Bezirk Oberpullendorf
Mann wollte Ex-Freundin vergiften, um sie dann retten zu können
Die Liebe seines Lebens. Gescheitert. Seine Traumfrau unerreichbar. Wollte nichts mehr von ihm wissen. Was tun? Aufgeben? Nein. Der irre und perfide Plan des Burgenländers: Ein Giftcocktail sollte die Angebetete wieder in seine Arme treiben. Also mixte er. Mal dies. Mal das. Insektizide, Fungizide, Lösungsmittel, Salzsäure und Pestizide. Füllte das „Hexengebräu“ in Trinkflaschen. Hoffte, dass seiner „Herzensdame“ - nach dem Genuss - schlecht wird. Sie ihn dann, unter Übelkeit leidend, um Hilfe anfleht. Er wie "Phönix aus der Asche" emporsteigt. Den Helden mimen kann. Die vergiftete Frau rettet. Sich um sie kümmert. Und - Simsalabim - die Beziehung gekittet ist. Unglaublich, aber wahr! Als Tüpfelchen am „i“: er gefährdete nicht nur das Leben der Frau, sondern auch das ihrer zwei kleinen Töchter...
BEZIRK OBERPULLENDORF. Das Drehbuch eines Hollywood-Streifens in der realen Welt des Landesgerichtes Eisenstadt. An Hülle und Fülle von Wahnsinn und Abartigkeit nicht zu überbieten. Mehr als fünf Stunden dauerte der Prozess, der - ob der Heimtücke - sprachlos machte. Anwesende ins Schaudern versetzte. Fassungslosigkeit erzeugte.

— Bereitgestelltes Material —
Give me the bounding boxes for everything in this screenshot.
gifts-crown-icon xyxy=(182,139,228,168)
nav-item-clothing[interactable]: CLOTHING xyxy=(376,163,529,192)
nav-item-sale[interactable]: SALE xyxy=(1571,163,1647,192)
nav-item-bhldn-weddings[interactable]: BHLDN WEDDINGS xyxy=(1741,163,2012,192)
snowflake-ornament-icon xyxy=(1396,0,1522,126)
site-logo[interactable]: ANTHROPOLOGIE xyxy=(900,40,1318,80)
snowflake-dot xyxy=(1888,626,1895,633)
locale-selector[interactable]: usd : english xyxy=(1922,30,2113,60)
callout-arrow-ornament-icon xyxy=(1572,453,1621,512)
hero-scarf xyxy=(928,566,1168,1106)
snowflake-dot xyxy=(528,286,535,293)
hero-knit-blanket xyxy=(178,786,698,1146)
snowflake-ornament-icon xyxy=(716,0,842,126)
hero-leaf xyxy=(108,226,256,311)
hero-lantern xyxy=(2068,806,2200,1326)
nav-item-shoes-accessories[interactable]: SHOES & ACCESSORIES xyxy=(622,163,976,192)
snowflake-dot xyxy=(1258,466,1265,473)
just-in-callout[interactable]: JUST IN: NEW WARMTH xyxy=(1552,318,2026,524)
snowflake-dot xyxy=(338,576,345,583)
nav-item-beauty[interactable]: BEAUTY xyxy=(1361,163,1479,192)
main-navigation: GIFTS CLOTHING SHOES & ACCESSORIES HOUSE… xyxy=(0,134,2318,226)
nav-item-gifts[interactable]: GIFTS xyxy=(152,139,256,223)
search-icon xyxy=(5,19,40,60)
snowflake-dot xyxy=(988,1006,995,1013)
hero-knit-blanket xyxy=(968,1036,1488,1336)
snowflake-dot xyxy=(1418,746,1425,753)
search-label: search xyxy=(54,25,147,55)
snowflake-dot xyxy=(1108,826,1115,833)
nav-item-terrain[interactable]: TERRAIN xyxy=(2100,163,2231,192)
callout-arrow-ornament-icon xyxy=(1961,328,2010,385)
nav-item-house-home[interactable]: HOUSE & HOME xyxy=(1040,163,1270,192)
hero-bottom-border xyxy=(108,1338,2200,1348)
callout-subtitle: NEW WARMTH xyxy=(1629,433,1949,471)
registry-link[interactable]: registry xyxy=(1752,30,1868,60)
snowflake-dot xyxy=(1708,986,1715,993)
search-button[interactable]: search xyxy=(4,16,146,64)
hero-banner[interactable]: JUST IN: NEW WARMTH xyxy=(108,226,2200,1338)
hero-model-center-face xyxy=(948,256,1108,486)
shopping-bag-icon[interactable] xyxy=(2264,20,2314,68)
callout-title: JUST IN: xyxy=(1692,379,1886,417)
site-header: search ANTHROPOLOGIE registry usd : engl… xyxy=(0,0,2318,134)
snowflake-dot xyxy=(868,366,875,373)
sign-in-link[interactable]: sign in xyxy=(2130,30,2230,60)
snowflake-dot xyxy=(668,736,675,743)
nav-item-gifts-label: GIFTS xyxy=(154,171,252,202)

— Aufgabenstellung —
**1.** Stelle die Einträge ab dem ersten bis einschließlich der Zeile mit „nav-item-beauty[interactable]: BEAUTY xyxy=(1361,163,1479,192)“ als Markdown-Tabelle dar, mit der laufenden Nummer in der Spalte „Nummer“ und dem Wortlaut in der Spalte „Zeile“. Leerzeilen lässt du weg.
**2.** Bitte schreibe den Artikel über den Giftplan im Anschluss an seinen letzten Satz weiter.
Der Artikel über den Giftplan und die Einträge haben nichts miteinander zu tun.

— Erwartete Antworten —
**1.**
| Nummer | Zeile |
|---|---|
| 1 | Give me the bounding boxes for everything in this screenshot. |
| 2 | gifts-crown-icon xyxy=(182,139,228,168) |
| 3 | nav-item-clothing[interactable]: CLOTHING xyxy=(376,163,529,192) |
| 4 | nav-item-sale[interactable]: SALE xyxy=(1571,163,1647,192) |
| 5 | nav-item-bhldn-weddings[interactable]: BHLDN WEDDINGS xyxy=(1741,163,2012,192) |
| 6 | snowflake-ornament-icon xyxy=(1396,0,1522,126) |
| 7 | site-logo[interactable]: ANTHROPOLOGIE xyxy=(900,40,1318,80) |
| 8 | snowflake-dot xyxy=(1888,626,1895,633) |
| 9 | locale-selector[interactable]: usd : english xyxy=(1922,30,2113,60) |
| 10 | callout-arrow-ornament-icon xyxy=(1572,453,1621,512) |
| 11 | hero-scarf xyxy=(928,566,1168,1106) |
| 12 | snowflake-dot xyxy=(528,286,535,293) |
| 13 | hero-knit-blanket xyxy=(178,786,698,1146) |
| 14 | snowflake-ornament-icon xyxy=(716,0,842,126) |
| 15 | hero-leaf xyxy=(108,226,256,311) |
| 16 | hero-lantern xyxy=(2068,806,2200,1326) |
| 17 | nav-item-shoes-accessories[interactable]: SHOES & ACCESSORIES xyxy=(622,163,976,192) |
| 18 | snowflake-dot xyxy=(1258,466,1265,473) |
| 19 | just-in-callout[interactable]: JUST IN: NEW WARMTH xyxy=(1552,318,2026,524) |
| 20 | snowflake-dot xyxy=(338,576,345,583) |
| 21 | nav-item-beauty[interactable]: BEAUTY xyxy=(1361,163,1479,192) |

**2.**
Mitleidsheischerei des Angeklagten
Mittig im Saal 1 der Angeklagte. Anfang 40. Österreicher. Ledig. Keine Kinder. Keine Vorstrafen. Schmächtig. Kurzhaarig. Berufstätig, bis zur Untersuchungshaft. Sitzt vor dem Schöffensenat wie das sprichwörtliche Häufchen Elend. Befragt zu den Vorfällen im März dieses Jahres schweift er aus. Redet herum. Widerspricht sich. Stolpert von einem Bla bla ins andere. Ausflüchte. Ausreden. Mitleidsheischerei. Gepaart mit Erinnerungslücken. Obwohl er viele Vorwürfe abstreitet, bekennt er sich teilweise schuldig. Gesteht zumindest das einmalige Einfüllen einer chemischen Mixtur in die Trinkflasche seiner Ex-Freundin.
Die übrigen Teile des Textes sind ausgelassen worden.